-- Provided data --
..............................

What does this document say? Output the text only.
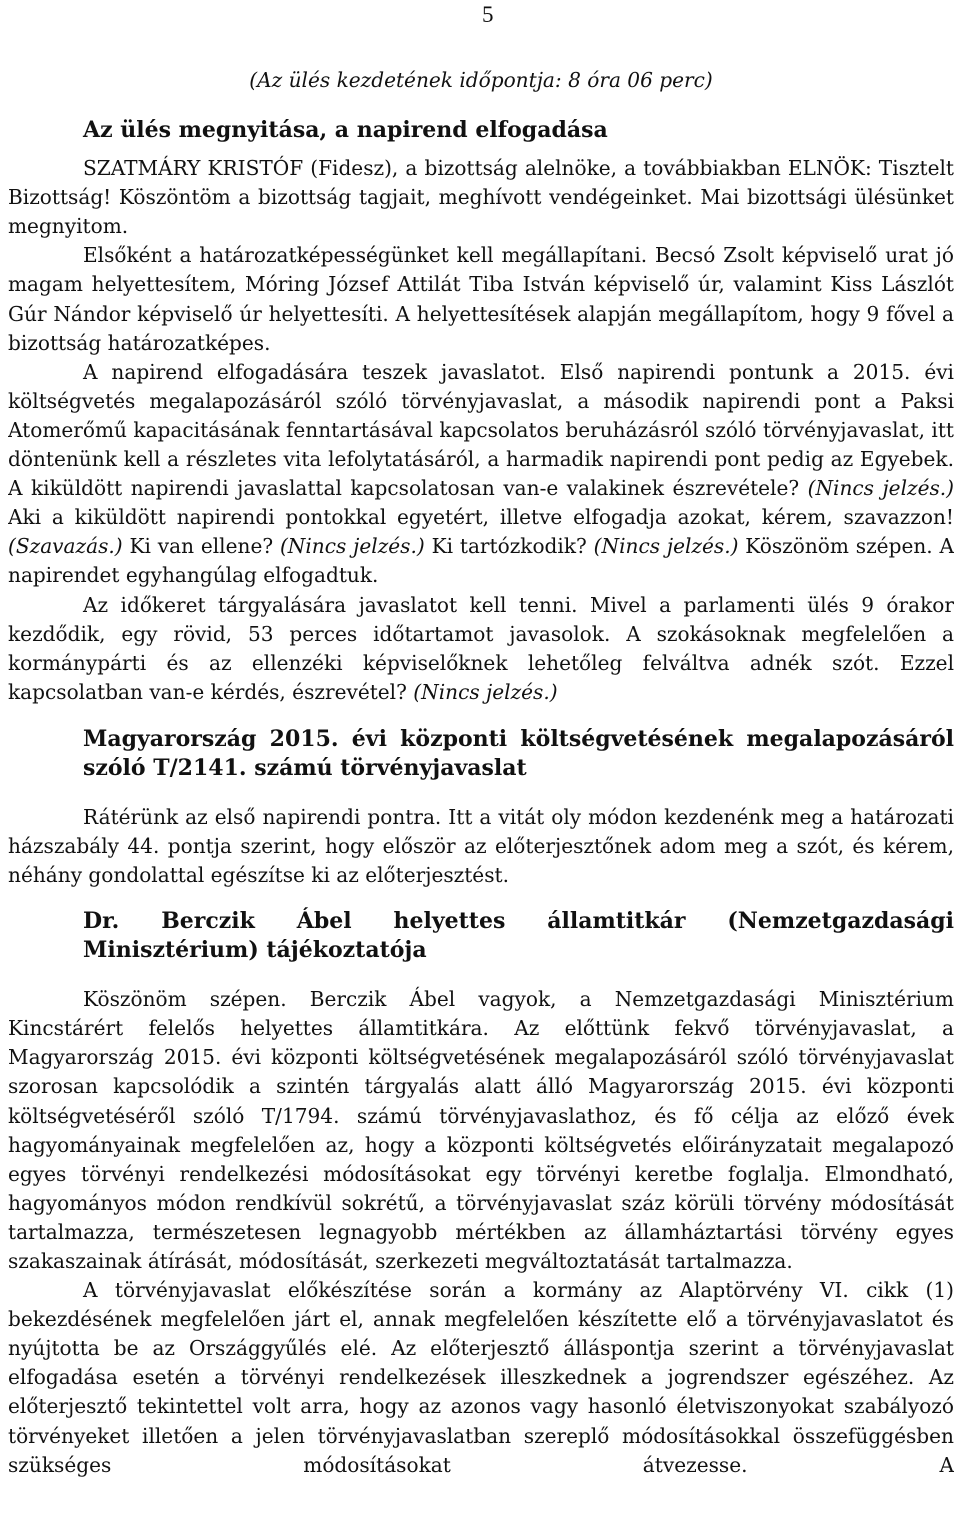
5

(Az ülés kezdetének időpontja: 8 óra 06 perc)

Az ülés megnyitása, a napirend elfogadása

SZATMÁRY KRISTÓF (Fidesz), a bizottság alelnöke, a továbbiakban ELNÖK: Tisztelt Bizottság! Köszöntöm a bizottság tagjait, meghívott vendégeinket. Mai bizottsági ülésünket megnyitom.

Elsőként a határozatképességünket kell megállapítani. Becsó Zsolt képviselő urat jó magam helyettesítem, Móring József Attilát Tiba István képviselő úr, valamint Kiss Lászlót Gúr Nándor képviselő úr helyettesíti. A helyettesítések alapján megállapítom, hogy 9 fővel a bizottság határozatképes.

A napirend elfogadására teszek javaslatot. Első napirendi pontunk a 2015. évi költségvetés megalapozásáról szóló törvényjavaslat, a második napirendi pont a Paksi Atomerőmű kapacitásának fenntartásával kapcsolatos beruházásról szóló törvényjavaslat, itt döntenünk kell a részletes vita lefolytatásáról, a harmadik napirendi pont pedig az Egyebek. A kiküldött napirendi javaslattal kapcsolatosan van-e valakinek észrevétele? (Nincs jelzés.) Aki a kiküldött napirendi pontokkal egyetért, illetve elfogadja azokat, kérem, szavazzon! (Szavazás.) Ki van ellene? (Nincs jelzés.) Ki tartózkodik? (Nincs jelzés.) Köszönöm szépen. A napirendet egyhangúlag elfogadtuk.

Az időkeret tárgyalására javaslatot kell tenni. Mivel a parlamenti ülés 9 órakor kezdődik, egy rövid, 53 perces időtartamot javasolok. A szokásoknak megfelelően a kormánypárti és az ellenzéki képviselőknek lehetőleg felváltva adnék szót. Ezzel kapcsolatban van-e kérdés, észrevétel? (Nincs jelzés.)

Magyarország 2015. évi központi költségvetésének megalapozásáról szóló T/2141. számú törvényjavaslat

Rátérünk az első napirendi pontra. Itt a vitát oly módon kezdenénk meg a határozati házszabály 44. pontja szerint, hogy először az előterjesztőnek adom meg a szót, és kérem, néhány gondolattal egészítse ki az előterjesztést.

Dr. Berczik Ábel helyettes államtitkár (Nemzetgazdasági
Minisztérium) tájékoztatója

Köszönöm szépen. Berczik Ábel vagyok, a Nemzetgazdasági Minisztérium Kincstárért felelős helyettes államtitkára. Az előttünk fekvő törvényjavaslat, a Magyarország 2015. évi központi költségvetésének megalapozásáról szóló törvényjavaslat szorosan kapcsolódik a szintén tárgyalás alatt álló Magyarország 2015. évi központi költségvetéséről szóló T/1794. számú törvényjavaslathoz, és fő célja az előző évek hagyományainak megfelelően az, hogy a központi költségvetés előirányzatait megalapozó egyes törvényi rendelkezési módosításokat egy törvényi keretbe foglalja. Elmondható, hagyományos módon rendkívül sokrétű, a törvényjavaslat száz körüli törvény módosítását tartalmazza, természetesen legnagyobb mértékben az államháztartási törvény egyes szakaszainak átírását, módosítását, szerkezeti megváltoztatását tartalmazza.

A törvényjavaslat előkészítése során a kormány az Alaptörvény VI. cikk (1) bekezdésének megfelelően járt el, annak megfelelően készítette elő a törvényjavaslatot és nyújtotta be az Országgyűlés elé. Az előterjesztő álláspontja szerint a törvényjavaslat elfogadása esetén a törvényi rendelkezések illeszkednek a jogrendszer egészéhez. Az előterjesztő tekintettel volt arra, hogy az azonos vagy hasonló életviszonyokat szabályozó törvényeket illetően a jelen törvényjavaslatban szereplő módosításokkal összefüggésben szükséges módosításokat átvezesse. A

..............................

-- Aim of the task --
List each line of the entries that holds the string "szerint".

-- Reply --
Rátérünk az első napirendi pontra. Itt a vitát oly módon kezdenénk meg a határozati házszabály 44. pontja szerint, hogy először az előterjesztőnek adom meg a szót, és kérem, néhány gondolattal egészítse ki az előterjesztést.
A törvényjavaslat előkészítése során a kormány az Alaptörvény VI. cikk (1) bekezdésének megfelelően járt el, annak megfelelően készítette elő a törvényjavaslatot és nyújtotta be az Országgyűlés elé. Az előterjesztő álláspontja szerint a törvényjavaslat elfogadása esetén a törvényi rendelkezések illeszkednek a jogrendszer egészéhez. Az előterjesztő tekintettel volt arra, hogy az azonos vagy hasonló életviszonyokat szabályozó törvényeket illetően a jelen törvényjavaslatban szereplő módosításokkal összefüggésben szükséges módosításokat átvezesse. A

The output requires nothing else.